(Dataset items)

+===+

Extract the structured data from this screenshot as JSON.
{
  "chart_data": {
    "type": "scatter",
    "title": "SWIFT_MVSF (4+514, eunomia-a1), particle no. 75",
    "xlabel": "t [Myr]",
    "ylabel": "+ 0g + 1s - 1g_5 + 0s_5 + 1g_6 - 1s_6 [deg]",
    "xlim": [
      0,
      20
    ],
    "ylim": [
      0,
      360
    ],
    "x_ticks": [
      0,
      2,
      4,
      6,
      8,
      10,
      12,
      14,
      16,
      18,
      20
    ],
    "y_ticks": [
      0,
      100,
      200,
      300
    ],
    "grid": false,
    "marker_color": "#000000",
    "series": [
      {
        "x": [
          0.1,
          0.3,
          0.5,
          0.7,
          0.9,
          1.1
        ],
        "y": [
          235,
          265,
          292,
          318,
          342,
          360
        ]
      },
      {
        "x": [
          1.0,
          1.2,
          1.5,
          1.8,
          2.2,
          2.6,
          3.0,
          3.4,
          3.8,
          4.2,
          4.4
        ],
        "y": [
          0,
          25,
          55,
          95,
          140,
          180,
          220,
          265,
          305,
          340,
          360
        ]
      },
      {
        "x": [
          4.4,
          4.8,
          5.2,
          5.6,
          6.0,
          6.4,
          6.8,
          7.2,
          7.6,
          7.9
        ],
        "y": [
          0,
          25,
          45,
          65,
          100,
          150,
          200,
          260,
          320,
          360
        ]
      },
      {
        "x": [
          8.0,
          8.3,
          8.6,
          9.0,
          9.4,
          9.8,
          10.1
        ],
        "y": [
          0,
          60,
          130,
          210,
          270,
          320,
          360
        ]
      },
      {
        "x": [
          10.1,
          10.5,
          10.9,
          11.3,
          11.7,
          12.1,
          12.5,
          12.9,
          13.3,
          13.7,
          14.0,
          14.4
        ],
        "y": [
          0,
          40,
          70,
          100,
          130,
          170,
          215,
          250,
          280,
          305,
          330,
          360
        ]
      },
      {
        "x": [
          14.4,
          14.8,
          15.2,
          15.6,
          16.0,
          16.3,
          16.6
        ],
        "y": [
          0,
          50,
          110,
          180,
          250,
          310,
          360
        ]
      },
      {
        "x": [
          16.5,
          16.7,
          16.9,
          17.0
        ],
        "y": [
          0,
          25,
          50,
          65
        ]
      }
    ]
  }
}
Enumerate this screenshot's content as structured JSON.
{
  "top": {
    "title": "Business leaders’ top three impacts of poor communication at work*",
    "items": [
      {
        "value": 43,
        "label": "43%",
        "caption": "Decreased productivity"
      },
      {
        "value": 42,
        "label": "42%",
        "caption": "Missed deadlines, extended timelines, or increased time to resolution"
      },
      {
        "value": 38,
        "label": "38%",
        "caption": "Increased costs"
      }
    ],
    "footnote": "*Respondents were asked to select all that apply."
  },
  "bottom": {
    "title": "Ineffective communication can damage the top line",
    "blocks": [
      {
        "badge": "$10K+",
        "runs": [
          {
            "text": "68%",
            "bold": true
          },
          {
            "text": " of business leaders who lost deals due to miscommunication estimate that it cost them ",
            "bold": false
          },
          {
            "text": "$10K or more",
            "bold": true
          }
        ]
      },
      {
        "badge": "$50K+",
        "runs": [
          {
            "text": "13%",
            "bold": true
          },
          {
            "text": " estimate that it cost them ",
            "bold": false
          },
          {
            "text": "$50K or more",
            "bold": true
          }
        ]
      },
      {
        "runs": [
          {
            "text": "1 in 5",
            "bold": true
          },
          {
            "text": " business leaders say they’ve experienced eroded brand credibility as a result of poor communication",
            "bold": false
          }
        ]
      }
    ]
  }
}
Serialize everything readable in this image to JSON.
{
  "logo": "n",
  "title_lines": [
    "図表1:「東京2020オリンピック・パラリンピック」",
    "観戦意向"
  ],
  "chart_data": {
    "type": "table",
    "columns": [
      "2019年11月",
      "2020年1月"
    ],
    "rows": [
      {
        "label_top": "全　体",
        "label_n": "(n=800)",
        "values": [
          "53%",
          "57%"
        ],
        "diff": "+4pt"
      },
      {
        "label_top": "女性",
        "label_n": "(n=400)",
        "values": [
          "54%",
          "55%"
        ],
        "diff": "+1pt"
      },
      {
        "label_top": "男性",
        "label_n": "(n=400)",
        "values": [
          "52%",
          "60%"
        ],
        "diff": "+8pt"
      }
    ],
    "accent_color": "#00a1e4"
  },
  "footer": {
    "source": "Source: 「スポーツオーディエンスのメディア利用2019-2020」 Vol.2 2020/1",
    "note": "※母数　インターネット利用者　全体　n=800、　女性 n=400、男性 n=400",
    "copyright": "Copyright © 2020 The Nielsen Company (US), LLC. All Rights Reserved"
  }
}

+===+

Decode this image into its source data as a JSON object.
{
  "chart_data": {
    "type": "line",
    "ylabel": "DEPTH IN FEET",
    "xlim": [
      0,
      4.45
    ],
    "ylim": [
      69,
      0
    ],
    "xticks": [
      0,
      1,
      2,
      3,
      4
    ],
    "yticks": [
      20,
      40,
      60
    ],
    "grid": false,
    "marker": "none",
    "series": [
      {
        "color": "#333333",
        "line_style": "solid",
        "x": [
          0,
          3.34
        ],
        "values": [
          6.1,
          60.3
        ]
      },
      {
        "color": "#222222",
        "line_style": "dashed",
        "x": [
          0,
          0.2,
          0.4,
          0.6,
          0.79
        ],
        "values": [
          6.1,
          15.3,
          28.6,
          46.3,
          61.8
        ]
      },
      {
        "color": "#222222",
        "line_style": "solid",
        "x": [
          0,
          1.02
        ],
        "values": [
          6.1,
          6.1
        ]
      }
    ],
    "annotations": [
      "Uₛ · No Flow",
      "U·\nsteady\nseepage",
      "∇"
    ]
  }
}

+===+

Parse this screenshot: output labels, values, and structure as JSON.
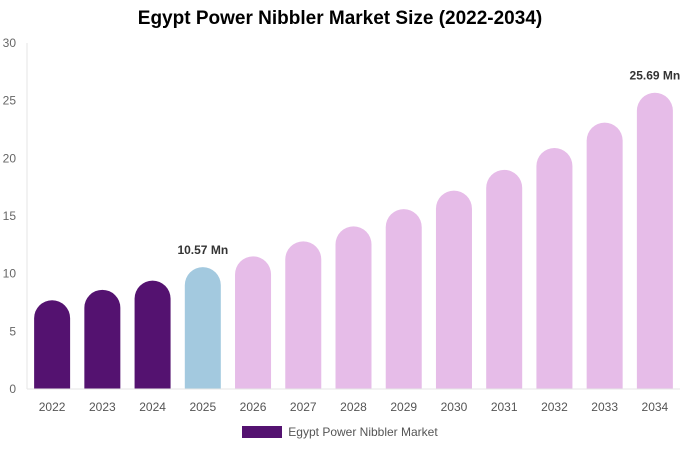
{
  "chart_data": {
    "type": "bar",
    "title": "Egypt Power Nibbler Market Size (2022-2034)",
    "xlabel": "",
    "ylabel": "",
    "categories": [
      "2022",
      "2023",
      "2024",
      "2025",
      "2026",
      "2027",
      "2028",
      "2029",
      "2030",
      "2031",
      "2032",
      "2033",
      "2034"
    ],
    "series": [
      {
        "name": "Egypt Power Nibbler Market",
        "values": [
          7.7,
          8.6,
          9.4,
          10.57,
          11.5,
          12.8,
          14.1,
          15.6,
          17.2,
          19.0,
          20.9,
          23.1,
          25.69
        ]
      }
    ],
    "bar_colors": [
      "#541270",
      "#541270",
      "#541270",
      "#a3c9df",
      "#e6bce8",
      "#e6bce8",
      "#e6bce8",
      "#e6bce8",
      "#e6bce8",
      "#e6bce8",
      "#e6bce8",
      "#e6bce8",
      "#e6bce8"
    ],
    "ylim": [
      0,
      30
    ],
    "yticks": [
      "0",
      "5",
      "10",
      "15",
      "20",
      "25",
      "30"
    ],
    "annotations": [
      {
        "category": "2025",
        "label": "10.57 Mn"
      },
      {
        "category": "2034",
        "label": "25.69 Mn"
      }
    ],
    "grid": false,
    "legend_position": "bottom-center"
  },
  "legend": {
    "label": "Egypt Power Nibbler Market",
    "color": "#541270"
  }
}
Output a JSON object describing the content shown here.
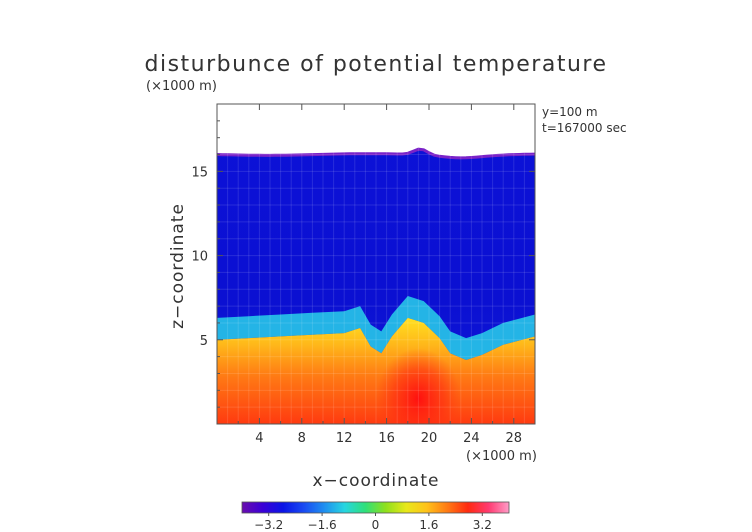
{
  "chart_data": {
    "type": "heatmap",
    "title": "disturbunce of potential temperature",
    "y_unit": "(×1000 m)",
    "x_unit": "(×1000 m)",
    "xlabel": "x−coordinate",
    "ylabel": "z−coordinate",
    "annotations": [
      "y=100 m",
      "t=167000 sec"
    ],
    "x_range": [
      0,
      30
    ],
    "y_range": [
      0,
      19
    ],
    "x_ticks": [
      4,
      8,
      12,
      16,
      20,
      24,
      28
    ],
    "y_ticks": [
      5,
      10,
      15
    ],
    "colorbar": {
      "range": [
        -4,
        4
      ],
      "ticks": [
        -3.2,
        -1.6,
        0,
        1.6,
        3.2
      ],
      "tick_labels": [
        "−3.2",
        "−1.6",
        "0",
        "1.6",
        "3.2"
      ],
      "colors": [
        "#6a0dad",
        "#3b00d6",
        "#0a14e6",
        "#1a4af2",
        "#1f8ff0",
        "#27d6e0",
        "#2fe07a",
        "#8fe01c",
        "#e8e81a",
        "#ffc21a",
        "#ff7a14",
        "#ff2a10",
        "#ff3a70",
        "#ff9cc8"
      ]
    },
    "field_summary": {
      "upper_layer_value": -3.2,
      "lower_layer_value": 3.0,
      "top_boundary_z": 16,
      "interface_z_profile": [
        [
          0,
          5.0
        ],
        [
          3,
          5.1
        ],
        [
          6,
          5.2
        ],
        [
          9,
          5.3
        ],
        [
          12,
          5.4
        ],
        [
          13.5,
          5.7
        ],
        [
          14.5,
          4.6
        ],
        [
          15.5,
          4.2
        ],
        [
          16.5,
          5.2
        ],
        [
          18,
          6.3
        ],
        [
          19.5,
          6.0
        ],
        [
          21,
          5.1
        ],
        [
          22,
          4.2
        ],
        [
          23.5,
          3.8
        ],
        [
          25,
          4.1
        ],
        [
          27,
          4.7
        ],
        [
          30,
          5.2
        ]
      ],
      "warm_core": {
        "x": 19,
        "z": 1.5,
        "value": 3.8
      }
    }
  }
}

+===+

▶ _Stated task_: Gather all lines where the word "type" appears.

▶ _Task response_:
    "type": "scatter",
    "type": "table",
    "type": "line",
    "type": "bar",
    "type": "heatmap",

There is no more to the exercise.